Each record below is to be reproduced without any change.

(Extracts from a graphics dataset)
※
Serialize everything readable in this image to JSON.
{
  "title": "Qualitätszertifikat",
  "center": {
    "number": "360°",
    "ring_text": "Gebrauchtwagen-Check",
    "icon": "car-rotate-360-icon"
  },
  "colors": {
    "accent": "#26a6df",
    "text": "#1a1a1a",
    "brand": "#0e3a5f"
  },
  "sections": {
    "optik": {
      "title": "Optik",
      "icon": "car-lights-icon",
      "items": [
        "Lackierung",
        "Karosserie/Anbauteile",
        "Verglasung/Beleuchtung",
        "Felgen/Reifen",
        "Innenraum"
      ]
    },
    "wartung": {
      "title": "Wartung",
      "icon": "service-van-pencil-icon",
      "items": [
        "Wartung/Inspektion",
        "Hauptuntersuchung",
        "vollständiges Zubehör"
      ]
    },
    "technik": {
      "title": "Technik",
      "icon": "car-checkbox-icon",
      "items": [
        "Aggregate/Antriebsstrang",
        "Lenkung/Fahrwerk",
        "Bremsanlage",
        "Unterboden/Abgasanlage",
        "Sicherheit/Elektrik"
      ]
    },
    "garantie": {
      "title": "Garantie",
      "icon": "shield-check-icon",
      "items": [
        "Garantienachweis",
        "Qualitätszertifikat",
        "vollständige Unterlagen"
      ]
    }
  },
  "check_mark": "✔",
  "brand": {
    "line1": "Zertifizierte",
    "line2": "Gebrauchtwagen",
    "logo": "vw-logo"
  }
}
※
#### [Result of the task]
Serialize everything readable in this image to JSON.
{
  "title": "Qualitätszertifikat",
  "center": {
    "number": "360°",
    "ring_text": "Gebrauchtwagen-Check",
    "icon": "car-rotate-360-icon"
  },
  "colors": {
    "accent": "#26a6df",
    "text": "#1a1a1a",
    "brand": "#0e3a5f"
  },
  "sections": {
    "optik": {
      "title": "Optik",
      "icon": "car-lights-icon",
      "items": [
        "Lackierung",
        "Karosserie/Anbauteile",
        "Verglasung/Beleuchtung",
        "Felgen/Reifen",
        "Innenraum"
      ]
    },
    "wartung": {
      "title": "Wartung",
      "icon": "service-van-pencil-icon",
      "items": [
        "Wartung/Inspektion",
        "Hauptuntersuchung",
        "vollständiges Zubehör"
      ]
    },
    "technik": {
      "title": "Technik",
      "icon": "car-checkbox-icon",
      "items": [
        "Aggregate/Antriebsstrang",
        "Lenkung/Fahrwerk",
        "Bremsanlage",
        "Unterboden/Abgasanlage",
        "Sicherheit/Elektrik"
      ]
    },
    "garantie": {
      "title": "Garantie",
      "icon": "shield-check-icon",
      "items": [
        "Garantienachweis",
        "Qualitätszertifikat",
        "vollständige Unterlagen"
      ]
    }
  },
  "check_mark": "✔",
  "brand": {
    "line1": "Zertifizierte",
    "line2": "Gebrauchtwagen",
    "logo": "vw-logo"
  }
}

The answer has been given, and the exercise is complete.